## [OBJECTIVE]
Find the lines that hold the word "pień" and return them.

## [ROWS]
▬▬▬

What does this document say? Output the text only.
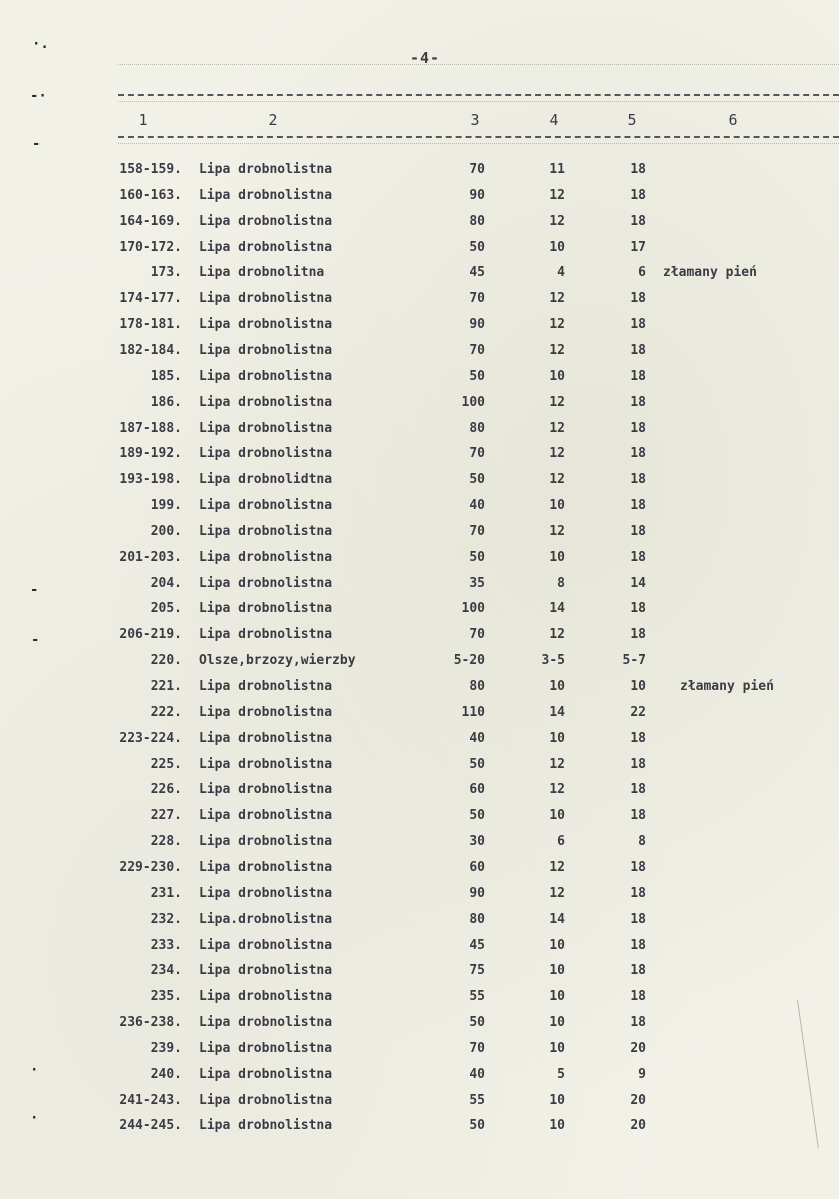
-4-
1	2	3	4	5	6
158-159. Lipa drobnolistna	70	11	18
160-163. Lipa drobnolistna	90	12	18
164-169. Lipa drobnolistna	80	12	18
170-172. Lipa drobnolistna	50	10	17
173. Lipa drobnolitna	45	4	6 złamany pień
174-177. Lipa drobnolistna	70	12	18
178-181. Lipa drobnolistna	90	12	18
182-184. Lipa drobnolistna	70	12	18
185. Lipa drobnolistna	50	10	18
186. Lipa drobnolistna	100	12	18
187-188. Lipa drobnolistna	80	12	18
189-192. Lipa drobnolistna	70	12	18
193-198. Lipa drobnolidtna	50	12	18
199. Lipa drobnolistna	40	10	18
200. Lipa drobnolistna	70	12	18
201-203. Lipa drobnolistna	50	10	18
204. Lipa drobnolistna	35	8	14
205. Lipa drobnolistna	100	14	18
206-219. Lipa drobnolistna	70	12	18
220. Olsze,brzozy,wierzby	5-20	3-5	5-7
221. Lipa drobnolistna	80	10	10	złamany pień
222. Lipa drobnolistna	110	14	22
223-224. Lipa drobnolistna	40	10	18
225. Lipa drobnolistna	50	12	18
226. Lipa drobnolistna	60	12	18
227. Lipa drobnolistna	50	10	18
228. Lipa drobnolistna	30	6	8
229-230. Lipa drobnolistna	60	12	18
231. Lipa drobnolistna	90	12	18
232. Lipa.drobnolistna	80	14	18
233. Lipa drobnolistna	45	10	18
234. Lipa drobnolistna	75	10	18
235. Lipa drobnolistna	55	10	18
236-238. Lipa drobnolistna	50	10	18
239. Lipa drobnolistna	70	10	20
240. Lipa drobnolistna	40	5	9
241-243. Lipa drobnolistna	55	10	20
244-245. Lipa drobnolistna	50	10	20
·.
-·
-
-
-
·
·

▬▬▬

## [COMPLETE OUTPUT]
173. Lipa drobnolitna	45	4	6 złamany pień
221. Lipa drobnolistna	80	10	10	złamany pień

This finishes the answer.